Exercise description :: Return the entries below in their exact form, leaving the pictures out.
*-*-*
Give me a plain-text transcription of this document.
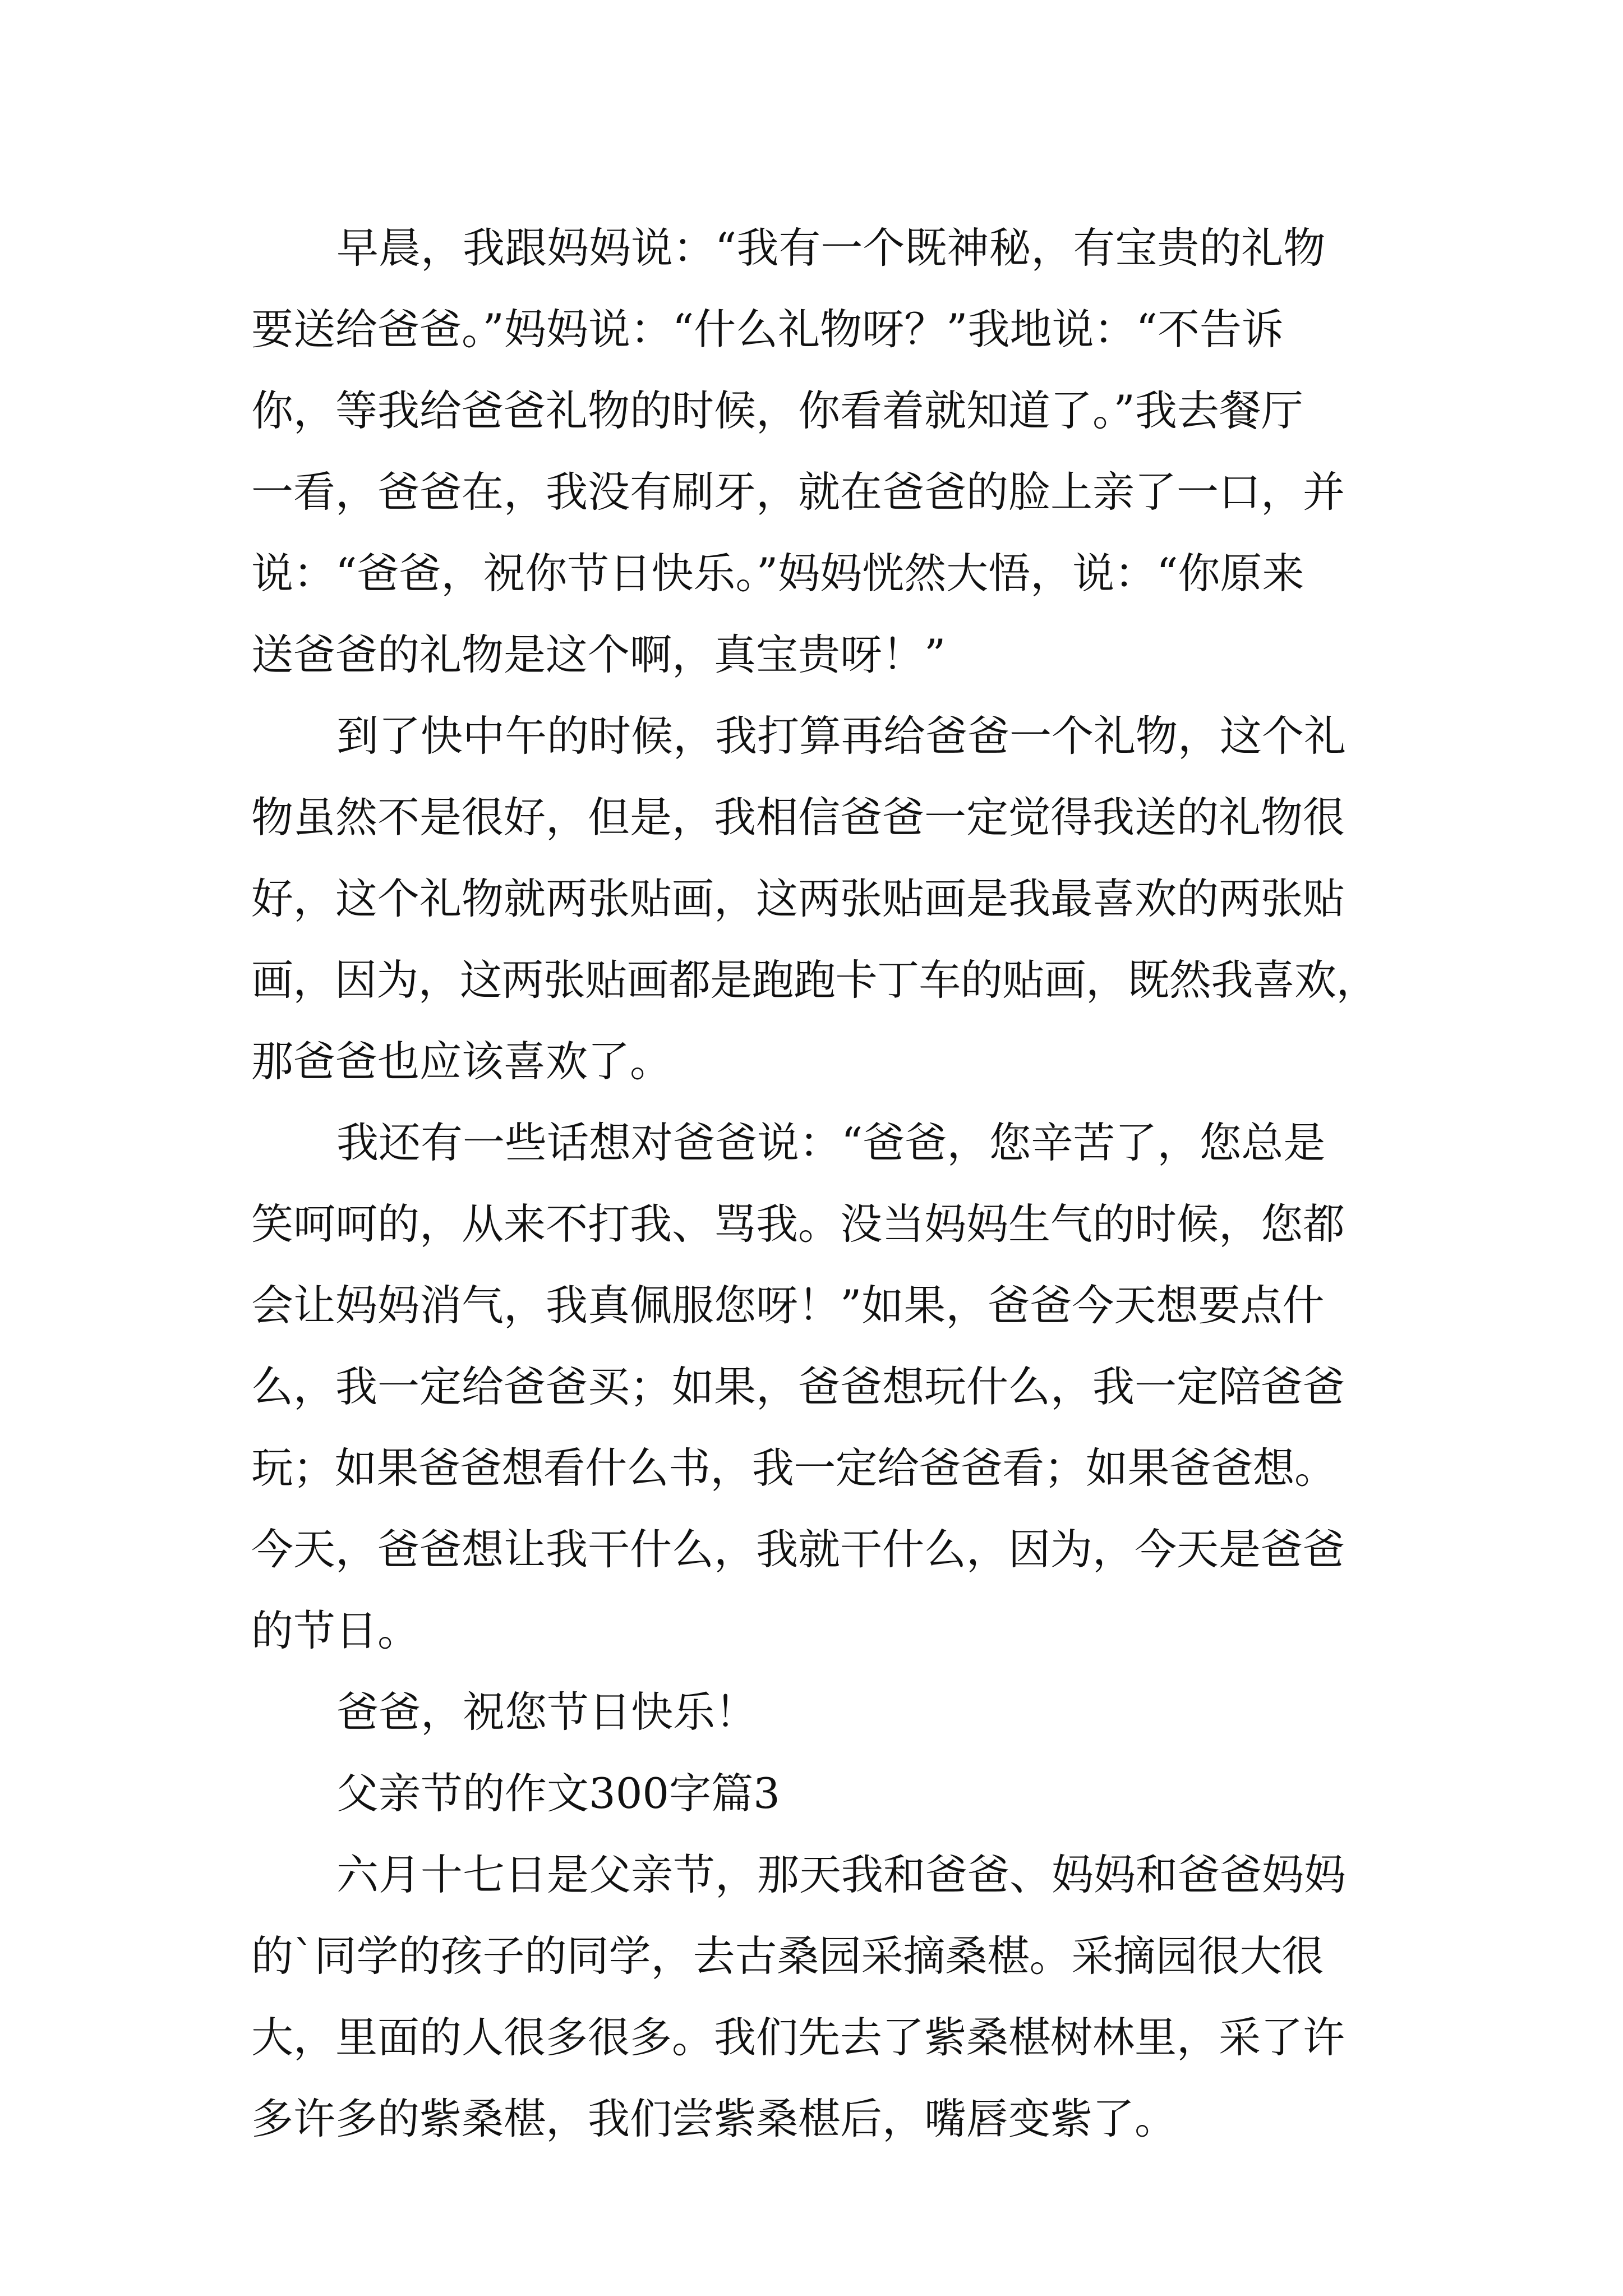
早晨，我跟妈妈说：“我有一个既神秘，有宝贵的礼物
要送给爸爸。”妈妈说：“什么礼物呀？”我地说：“不告诉
你，等我给爸爸礼物的时候，你看着就知道了。”我去餐厅
一看，爸爸在，我没有刷牙，就在爸爸的脸上亲了一口，并
说：“爸爸，祝你节日快乐。”妈妈恍然大悟，说：“你原来
送爸爸的礼物是这个啊，真宝贵呀！”
到了快中午的时候，我打算再给爸爸一个礼物，这个礼
物虽然不是很好，但是，我相信爸爸一定觉得我送的礼物很
好，这个礼物就两张贴画，这两张贴画是我最喜欢的两张贴
画，因为，这两张贴画都是跑跑卡丁车的贴画，既然我喜欢，
那爸爸也应该喜欢了。
我还有一些话想对爸爸说：“爸爸，您辛苦了，您总是
笑呵呵的，从来不打我、骂我。没当妈妈生气的时候，您都
会让妈妈消气，我真佩服您呀！”如果，爸爸今天想要点什
么，我一定给爸爸买；如果，爸爸想玩什么，我一定陪爸爸
玩；如果爸爸想看什么书，我一定给爸爸看；如果爸爸想。
今天，爸爸想让我干什么，我就干什么，因为，今天是爸爸
的节日。
爸爸，祝您节日快乐！
父亲节的作文300字篇3
六月十七日是父亲节，那天我和爸爸、妈妈和爸爸妈妈
的`同学的孩子的同学，去古桑园采摘桑椹。采摘园很大很
大，里面的人很多很多。我们先去了紫桑椹树林里，采了许
多许多的紫桑椹，我们尝紫桑椹后，嘴唇变紫了。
*-*-*
Response for this exercise ::
Give me a plain-text transcription of this document.
早晨，我跟妈妈说：“我有一个既神秘，有宝贵的礼物
要送给爸爸。”妈妈说：“什么礼物呀？”我地说：“不告诉
你，等我给爸爸礼物的时候，你看着就知道了。”我去餐厅
一看，爸爸在，我没有刷牙，就在爸爸的脸上亲了一口，并
说：“爸爸，祝你节日快乐。”妈妈恍然大悟，说：“你原来
送爸爸的礼物是这个啊，真宝贵呀！”
到了快中午的时候，我打算再给爸爸一个礼物，这个礼
物虽然不是很好，但是，我相信爸爸一定觉得我送的礼物很
好，这个礼物就两张贴画，这两张贴画是我最喜欢的两张贴
画，因为，这两张贴画都是跑跑卡丁车的贴画，既然我喜欢，
那爸爸也应该喜欢了。
我还有一些话想对爸爸说：“爸爸，您辛苦了，您总是
笑呵呵的，从来不打我、骂我。没当妈妈生气的时候，您都
会让妈妈消气，我真佩服您呀！”如果，爸爸今天想要点什
么，我一定给爸爸买；如果，爸爸想玩什么，我一定陪爸爸
玩；如果爸爸想看什么书，我一定给爸爸看；如果爸爸想。
今天，爸爸想让我干什么，我就干什么，因为，今天是爸爸
的节日。
爸爸，祝您节日快乐！
父亲节的作文300字篇3
六月十七日是父亲节，那天我和爸爸、妈妈和爸爸妈妈
的`同学的孩子的同学，去古桑园采摘桑椹。采摘园很大很
大，里面的人很多很多。我们先去了紫桑椹树林里，采了许
多许多的紫桑椹，我们尝紫桑椹后，嘴唇变紫了。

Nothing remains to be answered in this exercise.